- MATERIAL SHOWN:
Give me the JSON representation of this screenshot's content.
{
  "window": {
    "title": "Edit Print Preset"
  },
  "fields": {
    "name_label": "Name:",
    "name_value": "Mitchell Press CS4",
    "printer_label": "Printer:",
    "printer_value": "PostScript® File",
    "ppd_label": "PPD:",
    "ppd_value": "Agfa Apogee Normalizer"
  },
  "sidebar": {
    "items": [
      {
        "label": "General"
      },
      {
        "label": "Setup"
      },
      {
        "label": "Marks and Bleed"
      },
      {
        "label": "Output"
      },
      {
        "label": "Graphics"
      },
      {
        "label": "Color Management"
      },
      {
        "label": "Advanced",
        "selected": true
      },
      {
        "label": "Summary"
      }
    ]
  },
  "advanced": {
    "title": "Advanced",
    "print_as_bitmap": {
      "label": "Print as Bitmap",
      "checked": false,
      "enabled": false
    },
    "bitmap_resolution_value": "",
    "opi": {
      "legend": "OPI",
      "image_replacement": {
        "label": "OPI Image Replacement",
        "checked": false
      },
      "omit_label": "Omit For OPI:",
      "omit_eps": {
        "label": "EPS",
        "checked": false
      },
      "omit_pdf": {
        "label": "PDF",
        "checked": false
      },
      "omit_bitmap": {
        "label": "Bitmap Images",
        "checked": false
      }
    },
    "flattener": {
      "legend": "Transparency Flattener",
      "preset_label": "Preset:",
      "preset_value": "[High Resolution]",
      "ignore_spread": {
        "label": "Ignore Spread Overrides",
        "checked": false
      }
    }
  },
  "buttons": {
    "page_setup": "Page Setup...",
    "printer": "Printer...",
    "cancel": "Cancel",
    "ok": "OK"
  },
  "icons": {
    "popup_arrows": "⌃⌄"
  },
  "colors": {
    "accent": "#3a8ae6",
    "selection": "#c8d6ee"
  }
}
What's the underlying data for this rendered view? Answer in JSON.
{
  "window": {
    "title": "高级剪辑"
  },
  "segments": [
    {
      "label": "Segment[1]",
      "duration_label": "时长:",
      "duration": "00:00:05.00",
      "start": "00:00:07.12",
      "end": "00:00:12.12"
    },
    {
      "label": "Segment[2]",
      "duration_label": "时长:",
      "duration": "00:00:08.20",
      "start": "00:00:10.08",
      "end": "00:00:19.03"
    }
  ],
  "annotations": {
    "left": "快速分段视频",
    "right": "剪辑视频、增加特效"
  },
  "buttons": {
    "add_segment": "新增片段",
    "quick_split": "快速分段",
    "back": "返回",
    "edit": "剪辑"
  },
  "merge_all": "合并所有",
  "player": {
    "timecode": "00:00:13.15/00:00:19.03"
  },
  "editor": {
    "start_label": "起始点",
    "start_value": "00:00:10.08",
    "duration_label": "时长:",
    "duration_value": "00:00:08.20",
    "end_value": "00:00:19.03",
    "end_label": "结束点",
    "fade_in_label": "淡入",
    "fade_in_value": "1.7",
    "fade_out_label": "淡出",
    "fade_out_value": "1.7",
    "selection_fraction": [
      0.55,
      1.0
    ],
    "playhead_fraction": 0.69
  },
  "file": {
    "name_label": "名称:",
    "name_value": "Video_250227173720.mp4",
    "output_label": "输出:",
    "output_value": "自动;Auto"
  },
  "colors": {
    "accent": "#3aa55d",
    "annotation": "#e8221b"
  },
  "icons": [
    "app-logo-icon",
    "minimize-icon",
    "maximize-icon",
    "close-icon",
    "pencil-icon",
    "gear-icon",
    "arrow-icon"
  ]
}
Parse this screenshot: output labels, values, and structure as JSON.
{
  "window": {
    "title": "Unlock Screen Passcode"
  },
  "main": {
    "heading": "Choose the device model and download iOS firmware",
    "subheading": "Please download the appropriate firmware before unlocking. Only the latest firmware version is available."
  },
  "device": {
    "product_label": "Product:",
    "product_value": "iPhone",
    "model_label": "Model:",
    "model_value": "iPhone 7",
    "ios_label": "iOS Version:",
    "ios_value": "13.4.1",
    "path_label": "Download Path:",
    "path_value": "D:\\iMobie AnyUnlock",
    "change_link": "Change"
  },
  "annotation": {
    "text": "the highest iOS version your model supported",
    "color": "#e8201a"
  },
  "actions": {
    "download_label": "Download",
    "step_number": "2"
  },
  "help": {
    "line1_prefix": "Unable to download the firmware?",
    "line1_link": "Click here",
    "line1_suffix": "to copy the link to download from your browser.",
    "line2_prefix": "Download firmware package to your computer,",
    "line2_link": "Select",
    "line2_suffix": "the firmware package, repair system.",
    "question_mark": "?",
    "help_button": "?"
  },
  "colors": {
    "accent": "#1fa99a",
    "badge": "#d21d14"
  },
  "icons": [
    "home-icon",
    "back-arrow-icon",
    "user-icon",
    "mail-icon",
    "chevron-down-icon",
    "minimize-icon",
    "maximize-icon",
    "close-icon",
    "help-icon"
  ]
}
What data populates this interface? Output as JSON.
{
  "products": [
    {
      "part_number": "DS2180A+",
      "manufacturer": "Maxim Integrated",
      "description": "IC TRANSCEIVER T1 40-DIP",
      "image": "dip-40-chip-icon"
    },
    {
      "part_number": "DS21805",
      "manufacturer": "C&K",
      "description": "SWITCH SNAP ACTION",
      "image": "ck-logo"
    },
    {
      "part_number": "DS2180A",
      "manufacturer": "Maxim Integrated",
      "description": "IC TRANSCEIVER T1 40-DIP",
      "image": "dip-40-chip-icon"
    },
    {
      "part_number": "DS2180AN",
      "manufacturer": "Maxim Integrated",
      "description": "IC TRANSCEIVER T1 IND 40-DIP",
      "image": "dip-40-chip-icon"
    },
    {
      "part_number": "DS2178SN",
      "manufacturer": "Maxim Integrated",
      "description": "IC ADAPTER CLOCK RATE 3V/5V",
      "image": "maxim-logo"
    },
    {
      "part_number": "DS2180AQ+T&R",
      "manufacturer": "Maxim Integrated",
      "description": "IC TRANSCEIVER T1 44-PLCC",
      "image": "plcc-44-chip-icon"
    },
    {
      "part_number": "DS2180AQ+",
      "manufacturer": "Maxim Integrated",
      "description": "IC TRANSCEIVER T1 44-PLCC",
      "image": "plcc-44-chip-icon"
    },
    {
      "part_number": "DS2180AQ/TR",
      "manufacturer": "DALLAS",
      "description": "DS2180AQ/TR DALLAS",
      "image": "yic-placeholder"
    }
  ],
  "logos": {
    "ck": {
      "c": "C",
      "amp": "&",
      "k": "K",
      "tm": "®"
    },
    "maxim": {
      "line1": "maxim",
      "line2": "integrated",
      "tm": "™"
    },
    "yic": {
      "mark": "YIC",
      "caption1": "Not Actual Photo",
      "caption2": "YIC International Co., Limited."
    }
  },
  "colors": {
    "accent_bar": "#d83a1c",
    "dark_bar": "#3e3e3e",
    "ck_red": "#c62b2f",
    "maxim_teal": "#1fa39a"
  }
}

- WRITTEN TASK: Your task is to retype all the records above with nothing left out.

- SOLUTION FOR THIS PROBLEM:
Give me the JSON representation of this screenshot's content.
{
  "window": {
    "title": "Edit Print Preset"
  },
  "fields": {
    "name_label": "Name:",
    "name_value": "Mitchell Press CS4",
    "printer_label": "Printer:",
    "printer_value": "PostScript® File",
    "ppd_label": "PPD:",
    "ppd_value": "Agfa Apogee Normalizer"
  },
  "sidebar": {
    "items": [
      {
        "label": "General"
      },
      {
        "label": "Setup"
      },
      {
        "label": "Marks and Bleed"
      },
      {
        "label": "Output"
      },
      {
        "label": "Graphics"
      },
      {
        "label": "Color Management"
      },
      {
        "label": "Advanced",
        "selected": true
      },
      {
        "label": "Summary"
      }
    ]
  },
  "advanced": {
    "title": "Advanced",
    "print_as_bitmap": {
      "label": "Print as Bitmap",
      "checked": false,
      "enabled": false
    },
    "bitmap_resolution_value": "",
    "opi": {
      "legend": "OPI",
      "image_replacement": {
        "label": "OPI Image Replacement",
        "checked": false
      },
      "omit_label": "Omit For OPI:",
      "omit_eps": {
        "label": "EPS",
        "checked": false
      },
      "omit_pdf": {
        "label": "PDF",
        "checked": false
      },
      "omit_bitmap": {
        "label": "Bitmap Images",
        "checked": false
      }
    },
    "flattener": {
      "legend": "Transparency Flattener",
      "preset_label": "Preset:",
      "preset_value": "[High Resolution]",
      "ignore_spread": {
        "label": "Ignore Spread Overrides",
        "checked": false
      }
    }
  },
  "buttons": {
    "page_setup": "Page Setup...",
    "printer": "Printer...",
    "cancel": "Cancel",
    "ok": "OK"
  },
  "icons": {
    "popup_arrows": "⌃⌄"
  },
  "colors": {
    "accent": "#3a8ae6",
    "selection": "#c8d6ee"
  }
}
What's the underlying data for this rendered view? Answer in JSON.
{
  "window": {
    "title": "高级剪辑"
  },
  "segments": [
    {
      "label": "Segment[1]",
      "duration_label": "时长:",
      "duration": "00:00:05.00",
      "start": "00:00:07.12",
      "end": "00:00:12.12"
    },
    {
      "label": "Segment[2]",
      "duration_label": "时长:",
      "duration": "00:00:08.20",
      "start": "00:00:10.08",
      "end": "00:00:19.03"
    }
  ],
  "annotations": {
    "left": "快速分段视频",
    "right": "剪辑视频、增加特效"
  },
  "buttons": {
    "add_segment": "新增片段",
    "quick_split": "快速分段",
    "back": "返回",
    "edit": "剪辑"
  },
  "merge_all": "合并所有",
  "player": {
    "timecode": "00:00:13.15/00:00:19.03"
  },
  "editor": {
    "start_label": "起始点",
    "start_value": "00:00:10.08",
    "duration_label": "时长:",
    "duration_value": "00:00:08.20",
    "end_value": "00:00:19.03",
    "end_label": "结束点",
    "fade_in_label": "淡入",
    "fade_in_value": "1.7",
    "fade_out_label": "淡出",
    "fade_out_value": "1.7",
    "selection_fraction": [
      0.55,
      1.0
    ],
    "playhead_fraction": 0.69
  },
  "file": {
    "name_label": "名称:",
    "name_value": "Video_250227173720.mp4",
    "output_label": "输出:",
    "output_value": "自动;Auto"
  },
  "colors": {
    "accent": "#3aa55d",
    "annotation": "#e8221b"
  },
  "icons": [
    "app-logo-icon",
    "minimize-icon",
    "maximize-icon",
    "close-icon",
    "pencil-icon",
    "gear-icon",
    "arrow-icon"
  ]
}
Parse this screenshot: output labels, values, and structure as JSON.
{
  "window": {
    "title": "Unlock Screen Passcode"
  },
  "main": {
    "heading": "Choose the device model and download iOS firmware",
    "subheading": "Please download the appropriate firmware before unlocking. Only the latest firmware version is available."
  },
  "device": {
    "product_label": "Product:",
    "product_value": "iPhone",
    "model_label": "Model:",
    "model_value": "iPhone 7",
    "ios_label": "iOS Version:",
    "ios_value": "13.4.1",
    "path_label": "Download Path:",
    "path_value": "D:\\iMobie AnyUnlock",
    "change_link": "Change"
  },
  "annotation": {
    "text": "the highest iOS version your model supported",
    "color": "#e8201a"
  },
  "actions": {
    "download_label": "Download",
    "step_number": "2"
  },
  "help": {
    "line1_prefix": "Unable to download the firmware?",
    "line1_link": "Click here",
    "line1_suffix": "to copy the link to download from your browser.",
    "line2_prefix": "Download firmware package to your computer,",
    "line2_link": "Select",
    "line2_suffix": "the firmware package, repair system.",
    "question_mark": "?",
    "help_button": "?"
  },
  "colors": {
    "accent": "#1fa99a",
    "badge": "#d21d14"
  },
  "icons": [
    "home-icon",
    "back-arrow-icon",
    "user-icon",
    "mail-icon",
    "chevron-down-icon",
    "minimize-icon",
    "maximize-icon",
    "close-icon",
    "help-icon"
  ]
}
What data populates this interface? Output as JSON.
{
  "products": [
    {
      "part_number": "DS2180A+",
      "manufacturer": "Maxim Integrated",
      "description": "IC TRANSCEIVER T1 40-DIP",
      "image": "dip-40-chip-icon"
    },
    {
      "part_number": "DS21805",
      "manufacturer": "C&K",
      "description": "SWITCH SNAP ACTION",
      "image": "ck-logo"
    },
    {
      "part_number": "DS2180A",
      "manufacturer": "Maxim Integrated",
      "description": "IC TRANSCEIVER T1 40-DIP",
      "image": "dip-40-chip-icon"
    },
    {
      "part_number": "DS2180AN",
      "manufacturer": "Maxim Integrated",
      "description": "IC TRANSCEIVER T1 IND 40-DIP",
      "image": "dip-40-chip-icon"
    },
    {
      "part_number": "DS2178SN",
      "manufacturer": "Maxim Integrated",
      "description": "IC ADAPTER CLOCK RATE 3V/5V",
      "image": "maxim-logo"
    },
    {
      "part_number": "DS2180AQ+T&R",
      "manufacturer": "Maxim Integrated",
      "description": "IC TRANSCEIVER T1 44-PLCC",
      "image": "plcc-44-chip-icon"
    },
    {
      "part_number": "DS2180AQ+",
      "manufacturer": "Maxim Integrated",
      "description": "IC TRANSCEIVER T1 44-PLCC",
      "image": "plcc-44-chip-icon"
    },
    {
      "part_number": "DS2180AQ/TR",
      "manufacturer": "DALLAS",
      "description": "DS2180AQ/TR DALLAS",
      "image": "yic-placeholder"
    }
  ],
  "logos": {
    "ck": {
      "c": "C",
      "amp": "&",
      "k": "K",
      "tm": "®"
    },
    "maxim": {
      "line1": "maxim",
      "line2": "integrated",
      "tm": "™"
    },
    "yic": {
      "mark": "YIC",
      "caption1": "Not Actual Photo",
      "caption2": "YIC International Co., Limited."
    }
  },
  "colors": {
    "accent_bar": "#d83a1c",
    "dark_bar": "#3e3e3e",
    "ck_red": "#c62b2f",
    "maxim_teal": "#1fa39a"
  }
}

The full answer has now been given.